# What to do:
Replace "example2-label" with "example2-heading" in the records starting with the line with "practice-heading: 三、实践应用，巩固创新 —" and going on through the line with "summary-2: 2、法则适用于三个以上的同底数幂相乘的情形； —", and write out only those lines with everything else left as it is.

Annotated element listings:
--- start ---
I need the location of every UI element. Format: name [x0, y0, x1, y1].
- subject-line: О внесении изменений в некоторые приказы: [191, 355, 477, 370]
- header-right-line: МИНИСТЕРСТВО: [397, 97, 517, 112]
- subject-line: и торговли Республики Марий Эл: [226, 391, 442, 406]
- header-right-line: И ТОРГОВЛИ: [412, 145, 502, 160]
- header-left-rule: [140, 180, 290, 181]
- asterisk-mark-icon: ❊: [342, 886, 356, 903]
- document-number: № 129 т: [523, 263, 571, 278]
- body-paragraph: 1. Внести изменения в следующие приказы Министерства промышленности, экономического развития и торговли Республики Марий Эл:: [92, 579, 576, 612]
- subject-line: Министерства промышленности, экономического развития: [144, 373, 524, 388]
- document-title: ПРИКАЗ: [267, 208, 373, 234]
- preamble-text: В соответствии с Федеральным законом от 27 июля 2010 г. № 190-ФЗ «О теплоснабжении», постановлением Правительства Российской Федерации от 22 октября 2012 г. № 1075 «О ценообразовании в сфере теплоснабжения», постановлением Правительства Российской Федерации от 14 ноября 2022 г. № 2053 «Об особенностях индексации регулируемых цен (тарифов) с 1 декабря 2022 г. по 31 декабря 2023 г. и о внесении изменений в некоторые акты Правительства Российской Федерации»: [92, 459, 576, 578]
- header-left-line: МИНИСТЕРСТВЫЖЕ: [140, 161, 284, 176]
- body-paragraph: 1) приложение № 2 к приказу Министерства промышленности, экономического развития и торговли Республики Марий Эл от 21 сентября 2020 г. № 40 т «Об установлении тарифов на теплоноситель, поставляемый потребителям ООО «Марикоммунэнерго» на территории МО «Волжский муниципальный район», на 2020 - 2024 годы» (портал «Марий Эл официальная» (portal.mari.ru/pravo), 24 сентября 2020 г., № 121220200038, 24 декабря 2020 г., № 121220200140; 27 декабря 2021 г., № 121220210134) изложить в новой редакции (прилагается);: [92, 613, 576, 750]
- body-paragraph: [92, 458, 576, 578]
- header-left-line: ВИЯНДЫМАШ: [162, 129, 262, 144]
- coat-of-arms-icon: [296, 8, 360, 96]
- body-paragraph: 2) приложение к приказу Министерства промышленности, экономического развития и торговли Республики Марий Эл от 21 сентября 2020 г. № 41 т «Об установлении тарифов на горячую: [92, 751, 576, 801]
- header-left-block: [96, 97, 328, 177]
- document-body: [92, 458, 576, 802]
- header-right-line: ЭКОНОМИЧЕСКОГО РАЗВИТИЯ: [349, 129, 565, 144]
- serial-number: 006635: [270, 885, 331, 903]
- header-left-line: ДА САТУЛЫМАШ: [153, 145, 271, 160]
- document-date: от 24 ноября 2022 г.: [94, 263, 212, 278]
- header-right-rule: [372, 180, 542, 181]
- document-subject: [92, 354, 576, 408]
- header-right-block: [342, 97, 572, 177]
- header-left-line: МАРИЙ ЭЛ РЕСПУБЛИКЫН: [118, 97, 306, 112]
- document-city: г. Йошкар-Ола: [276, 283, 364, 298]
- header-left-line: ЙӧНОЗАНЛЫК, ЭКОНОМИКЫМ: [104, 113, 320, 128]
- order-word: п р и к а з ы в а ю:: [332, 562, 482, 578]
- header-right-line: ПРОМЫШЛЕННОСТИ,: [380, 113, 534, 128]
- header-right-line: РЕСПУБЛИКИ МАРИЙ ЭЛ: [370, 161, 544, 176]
--- end ---
--- start ---
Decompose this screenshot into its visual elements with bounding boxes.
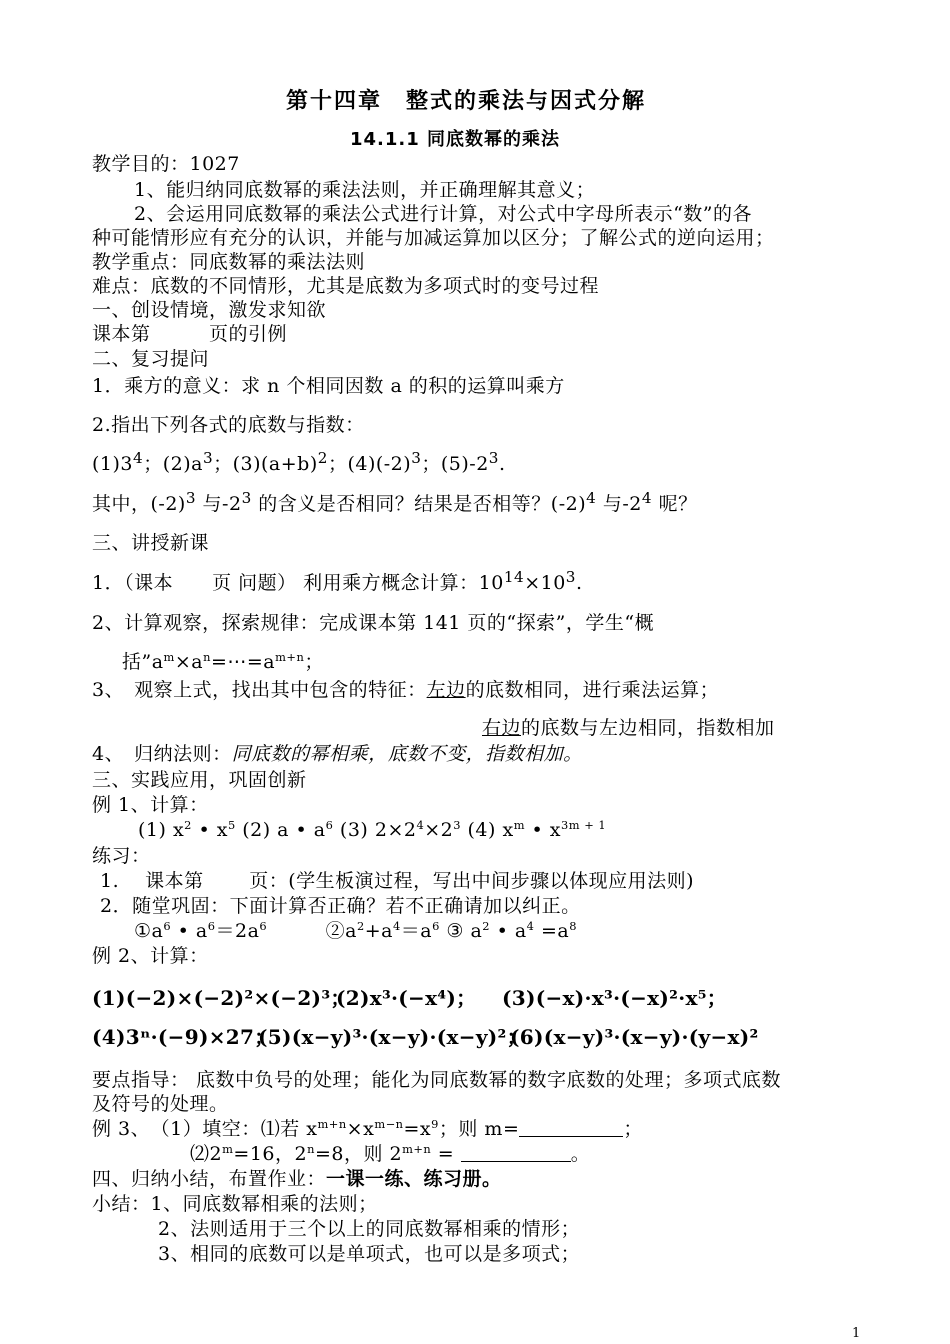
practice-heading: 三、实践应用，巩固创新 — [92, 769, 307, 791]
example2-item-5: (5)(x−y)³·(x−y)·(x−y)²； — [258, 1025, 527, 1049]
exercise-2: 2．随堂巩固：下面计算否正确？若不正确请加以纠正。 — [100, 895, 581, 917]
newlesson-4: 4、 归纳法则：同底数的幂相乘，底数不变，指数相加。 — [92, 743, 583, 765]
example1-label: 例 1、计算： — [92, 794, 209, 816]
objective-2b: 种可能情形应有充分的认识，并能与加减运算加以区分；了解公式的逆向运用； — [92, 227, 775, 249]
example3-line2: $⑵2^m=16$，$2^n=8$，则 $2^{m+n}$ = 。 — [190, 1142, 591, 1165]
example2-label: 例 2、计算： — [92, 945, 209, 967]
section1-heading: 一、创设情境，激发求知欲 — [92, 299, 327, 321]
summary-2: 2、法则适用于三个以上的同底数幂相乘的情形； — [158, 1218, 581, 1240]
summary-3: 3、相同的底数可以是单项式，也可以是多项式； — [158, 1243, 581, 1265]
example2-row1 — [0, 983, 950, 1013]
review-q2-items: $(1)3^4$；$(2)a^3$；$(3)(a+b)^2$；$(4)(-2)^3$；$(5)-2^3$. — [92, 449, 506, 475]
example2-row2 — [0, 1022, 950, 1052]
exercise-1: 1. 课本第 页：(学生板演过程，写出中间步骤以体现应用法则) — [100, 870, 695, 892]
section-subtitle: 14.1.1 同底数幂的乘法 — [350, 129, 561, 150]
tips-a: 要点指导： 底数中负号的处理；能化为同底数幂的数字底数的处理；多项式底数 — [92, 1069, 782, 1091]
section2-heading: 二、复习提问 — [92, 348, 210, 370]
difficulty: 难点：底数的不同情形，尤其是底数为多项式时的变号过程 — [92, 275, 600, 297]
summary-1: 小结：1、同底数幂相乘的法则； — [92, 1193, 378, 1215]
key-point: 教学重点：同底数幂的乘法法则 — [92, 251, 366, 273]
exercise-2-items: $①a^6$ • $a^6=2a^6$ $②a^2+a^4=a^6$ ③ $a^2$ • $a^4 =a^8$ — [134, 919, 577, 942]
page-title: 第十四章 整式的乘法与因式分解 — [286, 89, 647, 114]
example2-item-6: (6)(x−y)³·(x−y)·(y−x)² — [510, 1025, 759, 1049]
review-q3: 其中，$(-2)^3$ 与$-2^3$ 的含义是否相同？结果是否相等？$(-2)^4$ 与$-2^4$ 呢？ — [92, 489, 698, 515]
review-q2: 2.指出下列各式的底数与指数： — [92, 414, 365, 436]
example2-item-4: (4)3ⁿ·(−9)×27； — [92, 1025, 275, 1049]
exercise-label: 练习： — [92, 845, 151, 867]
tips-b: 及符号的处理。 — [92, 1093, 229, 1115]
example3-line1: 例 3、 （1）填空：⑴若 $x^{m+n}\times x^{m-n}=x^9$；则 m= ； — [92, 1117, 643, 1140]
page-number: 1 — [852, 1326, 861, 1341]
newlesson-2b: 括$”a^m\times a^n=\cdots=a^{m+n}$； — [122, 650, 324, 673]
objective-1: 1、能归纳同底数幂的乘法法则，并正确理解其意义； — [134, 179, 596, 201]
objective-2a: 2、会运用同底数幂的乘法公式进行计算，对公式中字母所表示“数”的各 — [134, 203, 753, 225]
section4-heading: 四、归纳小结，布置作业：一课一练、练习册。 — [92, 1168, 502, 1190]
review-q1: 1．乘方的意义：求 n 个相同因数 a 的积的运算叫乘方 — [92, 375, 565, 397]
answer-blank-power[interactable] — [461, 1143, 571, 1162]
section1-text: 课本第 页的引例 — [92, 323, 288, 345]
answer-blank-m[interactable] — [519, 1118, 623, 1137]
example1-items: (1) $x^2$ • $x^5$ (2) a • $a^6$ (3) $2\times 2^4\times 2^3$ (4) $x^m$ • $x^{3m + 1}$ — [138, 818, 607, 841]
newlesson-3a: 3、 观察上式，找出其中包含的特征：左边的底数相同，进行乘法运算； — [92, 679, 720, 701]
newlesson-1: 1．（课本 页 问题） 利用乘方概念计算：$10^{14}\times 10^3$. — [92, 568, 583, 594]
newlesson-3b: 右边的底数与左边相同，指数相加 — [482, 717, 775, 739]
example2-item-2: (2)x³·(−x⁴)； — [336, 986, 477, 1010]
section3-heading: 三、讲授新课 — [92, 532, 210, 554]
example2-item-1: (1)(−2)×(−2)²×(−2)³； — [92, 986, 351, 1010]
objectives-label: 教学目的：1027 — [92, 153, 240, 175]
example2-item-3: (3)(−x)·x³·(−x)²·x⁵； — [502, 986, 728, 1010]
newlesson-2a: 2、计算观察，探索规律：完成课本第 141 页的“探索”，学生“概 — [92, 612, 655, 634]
--- end ---
# Result for this exercise:
practice-heading: 三、实践应用，巩固创新 — [92, 769, 307, 791]
example2-item-5: (5)(x−y)³·(x−y)·(x−y)²； — [258, 1025, 527, 1049]
exercise-2: 2．随堂巩固：下面计算否正确？若不正确请加以纠正。 — [100, 895, 581, 917]
newlesson-4: 4、 归纳法则：同底数的幂相乘，底数不变，指数相加。 — [92, 743, 583, 765]
example1-label: 例 1、计算： — [92, 794, 209, 816]
objective-2b: 种可能情形应有充分的认识，并能与加减运算加以区分；了解公式的逆向运用； — [92, 227, 775, 249]
example3-line2: $⑵2^m=16$，$2^n=8$，则 $2^{m+n}$ = 。 — [190, 1142, 591, 1165]
example2-heading: 例 2、计算： — [92, 945, 209, 967]
section1-heading: 一、创设情境，激发求知欲 — [92, 299, 327, 321]
summary-2: 2、法则适用于三个以上的同底数幂相乘的情形； — [158, 1218, 581, 1240]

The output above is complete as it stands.